Short problem -
Determine the number of lines containing the word "showing". Reply with it and nothing else.

Stored entries
(begin)
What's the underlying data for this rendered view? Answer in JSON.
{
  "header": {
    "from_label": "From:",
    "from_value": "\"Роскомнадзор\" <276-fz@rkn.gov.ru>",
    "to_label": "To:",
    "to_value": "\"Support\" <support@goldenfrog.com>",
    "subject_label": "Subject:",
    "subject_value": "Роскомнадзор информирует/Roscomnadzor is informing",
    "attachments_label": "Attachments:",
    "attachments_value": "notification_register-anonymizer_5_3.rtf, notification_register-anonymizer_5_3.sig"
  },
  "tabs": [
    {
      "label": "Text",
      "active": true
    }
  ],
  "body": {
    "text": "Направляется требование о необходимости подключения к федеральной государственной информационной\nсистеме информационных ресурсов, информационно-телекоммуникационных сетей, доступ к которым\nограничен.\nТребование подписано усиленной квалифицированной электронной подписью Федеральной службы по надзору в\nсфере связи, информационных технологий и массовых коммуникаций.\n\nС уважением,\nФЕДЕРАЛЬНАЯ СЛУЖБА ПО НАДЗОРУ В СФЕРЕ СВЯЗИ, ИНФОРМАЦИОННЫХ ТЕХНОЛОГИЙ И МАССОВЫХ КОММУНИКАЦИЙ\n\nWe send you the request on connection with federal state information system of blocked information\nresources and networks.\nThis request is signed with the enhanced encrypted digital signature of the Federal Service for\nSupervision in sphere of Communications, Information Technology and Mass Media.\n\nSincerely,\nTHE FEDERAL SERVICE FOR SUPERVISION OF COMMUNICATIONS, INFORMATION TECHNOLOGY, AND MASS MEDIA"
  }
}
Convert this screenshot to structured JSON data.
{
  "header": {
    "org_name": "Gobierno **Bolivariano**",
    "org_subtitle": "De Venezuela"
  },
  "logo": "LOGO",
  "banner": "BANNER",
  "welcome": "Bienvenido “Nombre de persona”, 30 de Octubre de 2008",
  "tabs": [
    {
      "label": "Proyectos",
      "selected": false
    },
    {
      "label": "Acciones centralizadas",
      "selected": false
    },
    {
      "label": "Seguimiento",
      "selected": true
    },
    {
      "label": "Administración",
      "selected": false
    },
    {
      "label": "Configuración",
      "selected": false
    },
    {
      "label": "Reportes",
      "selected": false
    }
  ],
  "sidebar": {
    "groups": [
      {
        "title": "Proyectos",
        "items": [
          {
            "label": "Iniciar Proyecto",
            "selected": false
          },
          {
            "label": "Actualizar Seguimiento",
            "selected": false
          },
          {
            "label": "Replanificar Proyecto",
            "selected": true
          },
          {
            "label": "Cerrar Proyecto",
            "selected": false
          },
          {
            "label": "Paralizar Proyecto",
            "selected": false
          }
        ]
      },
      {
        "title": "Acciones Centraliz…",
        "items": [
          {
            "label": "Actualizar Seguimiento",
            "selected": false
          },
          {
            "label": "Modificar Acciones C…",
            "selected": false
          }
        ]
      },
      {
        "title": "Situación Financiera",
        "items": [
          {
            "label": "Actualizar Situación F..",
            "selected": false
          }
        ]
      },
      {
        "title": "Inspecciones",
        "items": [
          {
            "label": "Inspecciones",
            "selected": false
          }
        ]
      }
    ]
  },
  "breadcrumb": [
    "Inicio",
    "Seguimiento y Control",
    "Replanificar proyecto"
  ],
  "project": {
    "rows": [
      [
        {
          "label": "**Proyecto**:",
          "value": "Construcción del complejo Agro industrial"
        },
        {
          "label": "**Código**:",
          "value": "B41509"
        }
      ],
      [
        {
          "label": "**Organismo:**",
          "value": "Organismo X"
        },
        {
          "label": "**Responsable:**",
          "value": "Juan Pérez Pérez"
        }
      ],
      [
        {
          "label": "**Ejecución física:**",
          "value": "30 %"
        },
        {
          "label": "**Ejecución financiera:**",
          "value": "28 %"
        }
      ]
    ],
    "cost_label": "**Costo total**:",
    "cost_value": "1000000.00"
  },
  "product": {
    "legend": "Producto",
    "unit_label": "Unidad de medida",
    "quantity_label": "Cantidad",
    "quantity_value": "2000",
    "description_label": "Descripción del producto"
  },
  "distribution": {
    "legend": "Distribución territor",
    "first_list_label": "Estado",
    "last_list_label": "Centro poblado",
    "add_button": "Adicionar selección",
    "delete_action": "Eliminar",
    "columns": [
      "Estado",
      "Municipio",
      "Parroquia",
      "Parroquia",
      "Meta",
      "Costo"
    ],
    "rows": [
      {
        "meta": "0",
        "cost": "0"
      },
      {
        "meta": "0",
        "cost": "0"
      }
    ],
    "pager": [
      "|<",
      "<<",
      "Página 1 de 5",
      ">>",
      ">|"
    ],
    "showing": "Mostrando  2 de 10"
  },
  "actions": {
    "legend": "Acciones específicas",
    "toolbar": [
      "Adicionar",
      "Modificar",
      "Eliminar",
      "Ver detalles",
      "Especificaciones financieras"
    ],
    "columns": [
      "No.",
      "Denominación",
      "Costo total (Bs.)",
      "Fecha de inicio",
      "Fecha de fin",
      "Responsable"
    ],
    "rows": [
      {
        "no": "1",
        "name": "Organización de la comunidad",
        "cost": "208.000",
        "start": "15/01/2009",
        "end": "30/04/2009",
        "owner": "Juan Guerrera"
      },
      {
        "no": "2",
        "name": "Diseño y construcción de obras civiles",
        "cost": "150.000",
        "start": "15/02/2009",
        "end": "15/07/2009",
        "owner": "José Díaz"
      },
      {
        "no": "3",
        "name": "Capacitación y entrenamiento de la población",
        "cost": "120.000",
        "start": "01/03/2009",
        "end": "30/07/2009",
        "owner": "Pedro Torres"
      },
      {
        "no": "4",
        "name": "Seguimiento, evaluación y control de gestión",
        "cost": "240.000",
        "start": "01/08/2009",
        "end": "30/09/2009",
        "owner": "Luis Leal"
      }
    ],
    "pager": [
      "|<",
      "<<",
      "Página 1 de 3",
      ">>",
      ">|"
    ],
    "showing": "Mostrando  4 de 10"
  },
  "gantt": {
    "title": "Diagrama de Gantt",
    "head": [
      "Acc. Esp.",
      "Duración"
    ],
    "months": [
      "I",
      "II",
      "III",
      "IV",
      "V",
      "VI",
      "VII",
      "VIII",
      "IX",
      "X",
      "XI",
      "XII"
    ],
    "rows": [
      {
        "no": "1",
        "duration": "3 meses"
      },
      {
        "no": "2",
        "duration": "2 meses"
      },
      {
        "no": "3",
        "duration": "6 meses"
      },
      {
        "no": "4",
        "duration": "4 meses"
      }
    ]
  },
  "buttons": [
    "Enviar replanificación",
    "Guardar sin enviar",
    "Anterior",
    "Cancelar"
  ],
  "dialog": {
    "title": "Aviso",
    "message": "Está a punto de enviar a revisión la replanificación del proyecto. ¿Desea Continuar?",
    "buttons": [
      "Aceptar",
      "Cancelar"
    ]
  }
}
(end)
Finished exercise -
2